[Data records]
..........

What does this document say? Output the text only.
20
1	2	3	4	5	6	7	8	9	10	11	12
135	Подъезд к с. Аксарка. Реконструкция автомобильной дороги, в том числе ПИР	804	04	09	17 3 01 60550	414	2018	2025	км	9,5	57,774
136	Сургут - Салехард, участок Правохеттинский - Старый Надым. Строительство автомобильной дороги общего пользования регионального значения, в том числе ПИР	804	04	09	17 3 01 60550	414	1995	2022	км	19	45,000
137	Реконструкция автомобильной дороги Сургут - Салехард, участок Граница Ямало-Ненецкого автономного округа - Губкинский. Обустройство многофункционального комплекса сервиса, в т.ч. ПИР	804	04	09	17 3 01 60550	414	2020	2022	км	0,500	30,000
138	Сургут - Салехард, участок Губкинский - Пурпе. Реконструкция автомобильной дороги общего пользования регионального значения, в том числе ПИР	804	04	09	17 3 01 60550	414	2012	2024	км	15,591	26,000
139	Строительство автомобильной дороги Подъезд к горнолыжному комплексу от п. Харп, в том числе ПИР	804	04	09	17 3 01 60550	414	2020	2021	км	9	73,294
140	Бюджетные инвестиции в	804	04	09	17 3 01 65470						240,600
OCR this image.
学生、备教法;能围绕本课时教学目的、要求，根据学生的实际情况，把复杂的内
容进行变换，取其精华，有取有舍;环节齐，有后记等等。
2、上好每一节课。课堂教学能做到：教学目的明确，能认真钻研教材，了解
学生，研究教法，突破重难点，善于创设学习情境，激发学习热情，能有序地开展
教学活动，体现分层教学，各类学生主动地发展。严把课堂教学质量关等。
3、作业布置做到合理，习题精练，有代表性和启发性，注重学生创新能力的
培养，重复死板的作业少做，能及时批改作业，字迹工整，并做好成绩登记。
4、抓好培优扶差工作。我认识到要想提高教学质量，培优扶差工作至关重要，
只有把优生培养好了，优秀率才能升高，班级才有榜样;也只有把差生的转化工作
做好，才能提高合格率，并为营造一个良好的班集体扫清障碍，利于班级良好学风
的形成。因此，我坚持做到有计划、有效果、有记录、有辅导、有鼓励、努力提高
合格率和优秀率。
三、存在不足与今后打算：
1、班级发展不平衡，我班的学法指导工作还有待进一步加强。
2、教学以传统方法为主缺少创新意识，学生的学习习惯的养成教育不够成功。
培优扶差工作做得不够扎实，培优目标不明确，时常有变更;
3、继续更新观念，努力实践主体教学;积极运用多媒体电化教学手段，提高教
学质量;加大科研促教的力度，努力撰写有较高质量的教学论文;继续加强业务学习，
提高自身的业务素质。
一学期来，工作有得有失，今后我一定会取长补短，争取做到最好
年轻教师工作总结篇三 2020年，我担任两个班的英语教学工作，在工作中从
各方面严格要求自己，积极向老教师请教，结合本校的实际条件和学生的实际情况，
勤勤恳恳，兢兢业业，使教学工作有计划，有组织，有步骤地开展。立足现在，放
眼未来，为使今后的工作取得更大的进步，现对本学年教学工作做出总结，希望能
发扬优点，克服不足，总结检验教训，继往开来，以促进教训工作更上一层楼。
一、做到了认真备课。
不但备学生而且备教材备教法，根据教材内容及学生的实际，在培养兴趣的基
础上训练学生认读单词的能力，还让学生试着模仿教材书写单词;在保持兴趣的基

..........

__REQUIREMENT__.
Take every line containing the word "Строительство" and copy it.

__REPLY__.
136	Сургут - Салехард, участок Правохеттинский - Старый Надым. Строительство автомобильной дороги общего пользования регионального значения, в том числе ПИР	804	04	09	17 3 01 60550	414	1995	2022	км	19	45,000
139	Строительство автомобильной дороги Подъезд к горнолыжному комплексу от п. Харп, в том числе ПИР	804	04	09	17 3 01 60550	414	2020	2021	км	9	73,294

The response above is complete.